▶

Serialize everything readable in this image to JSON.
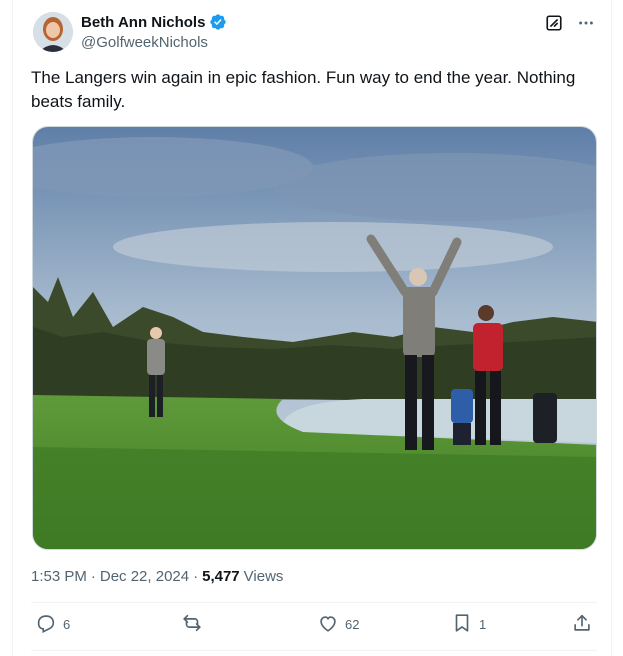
{
  "author": {
    "display_name": "Beth Ann Nichols",
    "handle": "@GolfweekNichols"
  },
  "tweet": {
    "text": "The Langers win again in epic fashion. Fun way to end the year. Nothing beats family.",
    "time": "1:53 PM",
    "date": "Dec 22, 2024",
    "views_count": "5,477",
    "views_label": "Views"
  },
  "actions": {
    "replies": "6",
    "likes": "62",
    "bookmarks": "1"
  },
  "colors": {
    "verified": "#1d9bf0",
    "text_primary": "#0f1419",
    "text_secondary": "#536471"
  },
  "icons": {
    "verified": "verified-badge-icon",
    "grok": "grok-icon",
    "more": "more-icon",
    "reply": "reply-icon",
    "retweet": "retweet-icon",
    "like": "heart-icon",
    "bookmark": "bookmark-icon",
    "share": "share-icon"
  }
}
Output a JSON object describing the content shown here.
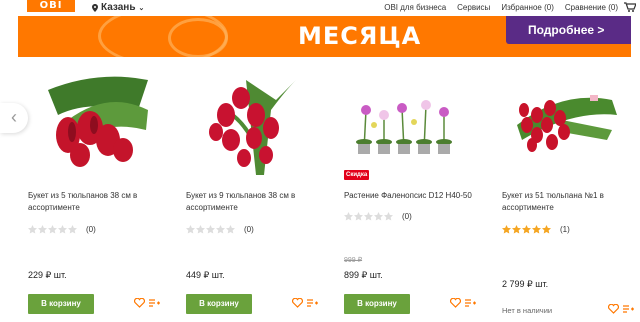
{
  "header": {
    "logo": "OBI",
    "city": "Казань",
    "links": [
      "OBI для бизнеса",
      "Сервисы",
      "Избранное (0)",
      "Сравнение (0)"
    ]
  },
  "banner": {
    "headline": "МЕСЯЦА",
    "button": "Подробнее >"
  },
  "colors": {
    "accent": "#ff7800",
    "brand_purple": "#5a2b86",
    "button_green": "#6aa23c",
    "sale_red": "#e2001a",
    "star_gold": "#f5a623"
  },
  "products": [
    {
      "title": "Букет из 5 тюльпанов 38 см в ассортименте",
      "rating": 0,
      "reviews": "(0)",
      "old_price": "",
      "price": "229 ₽ шт.",
      "action": "В корзину",
      "badge": ""
    },
    {
      "title": "Букет из 9 тюльпанов 38 см в ассортименте",
      "rating": 0,
      "reviews": "(0)",
      "old_price": "",
      "price": "449 ₽ шт.",
      "action": "В корзину",
      "badge": ""
    },
    {
      "title": "Растение Фаленопсис D12 H40-50",
      "rating": 0,
      "reviews": "(0)",
      "old_price": "999 ₽",
      "price": "899 ₽ шт.",
      "action": "В корзину",
      "badge": "Скидка"
    },
    {
      "title": "Букет из 51 тюльпана №1 в ассортименте",
      "rating": 5,
      "reviews": "(1)",
      "old_price": "",
      "price": "2 799 ₽ шт.",
      "action": "Нет в наличии",
      "badge": ""
    }
  ]
}
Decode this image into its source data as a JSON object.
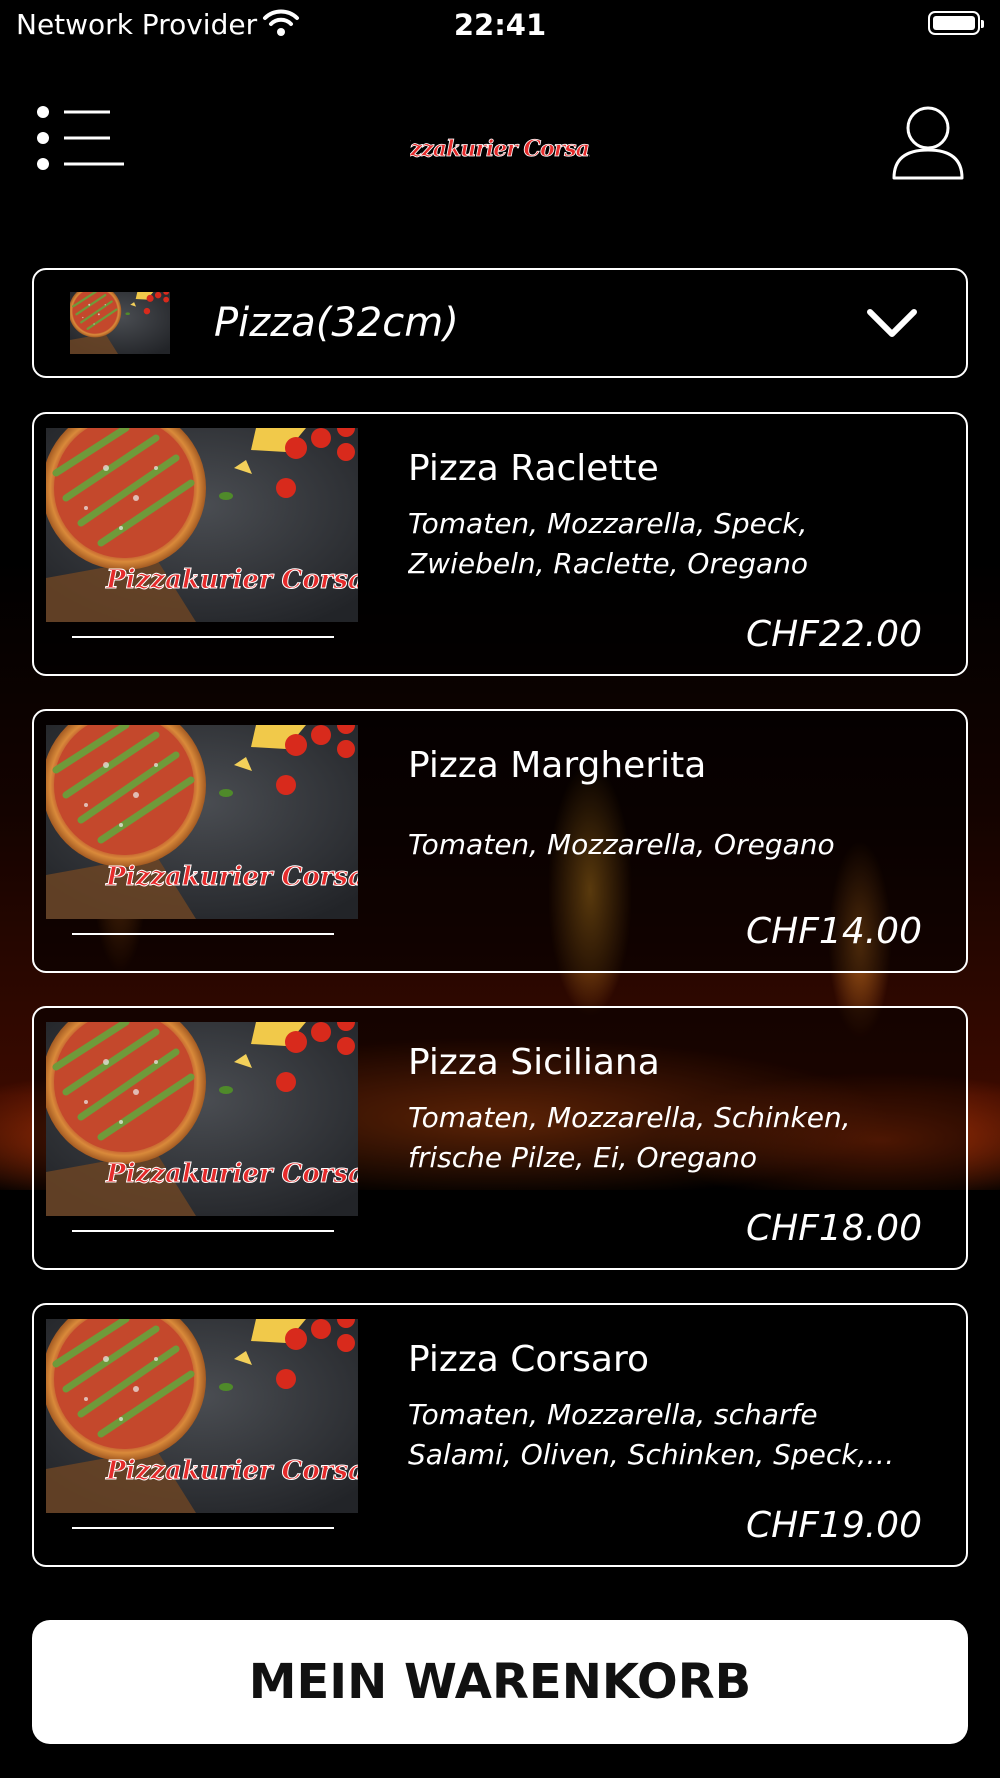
{
  "status_bar": {
    "carrier": "Network Provider",
    "time": "22:41",
    "icons": [
      "wifi-icon",
      "battery-icon"
    ]
  },
  "header": {
    "menu_icon": "list-menu-icon",
    "logo_text": "Pizzakurier Corsaro",
    "user_icon": "user-profile-icon"
  },
  "category": {
    "selected": "Pizza(32cm)",
    "icon": "chevron-down-icon"
  },
  "products": [
    {
      "name": "Pizza Raclette",
      "description": "Tomaten, Mozzarella, Speck, Zwiebeln, Raclette, Oregano",
      "price": "CHF22.00",
      "image_logo": "Pizzakurier Corsaro"
    },
    {
      "name": "Pizza Margherita",
      "description": "Tomaten, Mozzarella, Oregano",
      "price": "CHF14.00",
      "image_logo": "Pizzakurier Corsaro"
    },
    {
      "name": "Pizza Siciliana",
      "description": "Tomaten, Mozzarella, Schinken, frische Pilze, Ei, Oregano",
      "price": "CHF18.00",
      "image_logo": "Pizzakurier Corsaro"
    },
    {
      "name": "Pizza Corsaro",
      "description": "Tomaten, Mozzarella, scharfe Salami, Oliven, Schinken, Speck, Zwiebeln, Or...",
      "price": "CHF19.00",
      "image_logo": "Pizzakurier Corsaro"
    }
  ],
  "cart_button": {
    "label": "MEIN WARENKORB"
  },
  "colors": {
    "background": "#000000",
    "card_border": "#ffffff",
    "logo_red": "#e52b2b",
    "cart_bg": "#ffffff",
    "cart_text": "#111111"
  }
}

◀

AIM OF THE TASK: Reproduce all of the entries word for word, skipping any pictures they hold.

FINISHED EXERCISE:
Serialize everything readable in this image to JSON.
{
  "author": {
    "display_name": "Beth Ann Nichols",
    "handle": "@GolfweekNichols"
  },
  "tweet": {
    "text": "The Langers win again in epic fashion. Fun way to end the year. Nothing beats family.",
    "time": "1:53 PM",
    "date": "Dec 22, 2024",
    "views_count": "5,477",
    "views_label": "Views"
  },
  "actions": {
    "replies": "6",
    "likes": "62",
    "bookmarks": "1"
  },
  "colors": {
    "verified": "#1d9bf0",
    "text_primary": "#0f1419",
    "text_secondary": "#536471"
  },
  "icons": {
    "verified": "verified-badge-icon",
    "grok": "grok-icon",
    "more": "more-icon",
    "reply": "reply-icon",
    "retweet": "retweet-icon",
    "like": "heart-icon",
    "bookmark": "bookmark-icon",
    "share": "share-icon"
  }
}
Output a JSON object describing the content shown here.
{
  "header": {
    "logo": "OBI",
    "city": "Казань",
    "links": [
      "OBI для бизнеса",
      "Сервисы",
      "Избранное (0)",
      "Сравнение (0)"
    ]
  },
  "banner": {
    "headline": "МЕСЯЦА",
    "button": "Подробнее >"
  },
  "colors": {
    "accent": "#ff7800",
    "brand_purple": "#5a2b86",
    "button_green": "#6aa23c",
    "sale_red": "#e2001a",
    "star_gold": "#f5a623"
  },
  "products": [
    {
      "title": "Букет из 5 тюльпанов 38 см в ассортименте",
      "rating": 0,
      "reviews": "(0)",
      "old_price": "",
      "price": "229 ₽ шт.",
      "action": "В корзину",
      "badge": ""
    },
    {
      "title": "Букет из 9 тюльпанов 38 см в ассортименте",
      "rating": 0,
      "reviews": "(0)",
      "old_price": "",
      "price": "449 ₽ шт.",
      "action": "В корзину",
      "badge": ""
    },
    {
      "title": "Растение Фаленопсис D12 H40-50",
      "rating": 0,
      "reviews": "(0)",
      "old_price": "999 ₽",
      "price": "899 ₽ шт.",
      "action": "В корзину",
      "badge": "Скидка"
    },
    {
      "title": "Букет из 51 тюльпана №1 в ассортименте",
      "rating": 5,
      "reviews": "(1)",
      "old_price": "",
      "price": "2 799 ₽ шт.",
      "action": "Нет в наличии",
      "badge": ""
    }
  ]
}
Decode this image into its source data as a JSON object.
{
  "status_bar": {
    "carrier": "Network Provider",
    "time": "22:41",
    "icons": [
      "wifi-icon",
      "battery-icon"
    ]
  },
  "header": {
    "menu_icon": "list-menu-icon",
    "logo_text": "Pizzakurier Corsaro",
    "user_icon": "user-profile-icon"
  },
  "category": {
    "selected": "Pizza(32cm)",
    "icon": "chevron-down-icon"
  },
  "products": [
    {
      "name": "Pizza Raclette",
      "description": "Tomaten, Mozzarella, Speck, Zwiebeln, Raclette, Oregano",
      "price": "CHF22.00",
      "image_logo": "Pizzakurier Corsaro"
    },
    {
      "name": "Pizza Margherita",
      "description": "Tomaten, Mozzarella, Oregano",
      "price": "CHF14.00",
      "image_logo": "Pizzakurier Corsaro"
    },
    {
      "name": "Pizza Siciliana",
      "description": "Tomaten, Mozzarella, Schinken, frische Pilze, Ei, Oregano",
      "price": "CHF18.00",
      "image_logo": "Pizzakurier Corsaro"
    },
    {
      "name": "Pizza Corsaro",
      "description": "Tomaten, Mozzarella, scharfe Salami, Oliven, Schinken, Speck, Zwiebeln, Or...",
      "price": "CHF19.00",
      "image_logo": "Pizzakurier Corsaro"
    }
  ],
  "cart_button": {
    "label": "MEIN WARENKORB"
  },
  "colors": {
    "background": "#000000",
    "card_border": "#ffffff",
    "logo_red": "#e52b2b",
    "cart_bg": "#ffffff",
    "cart_text": "#111111"
  }
}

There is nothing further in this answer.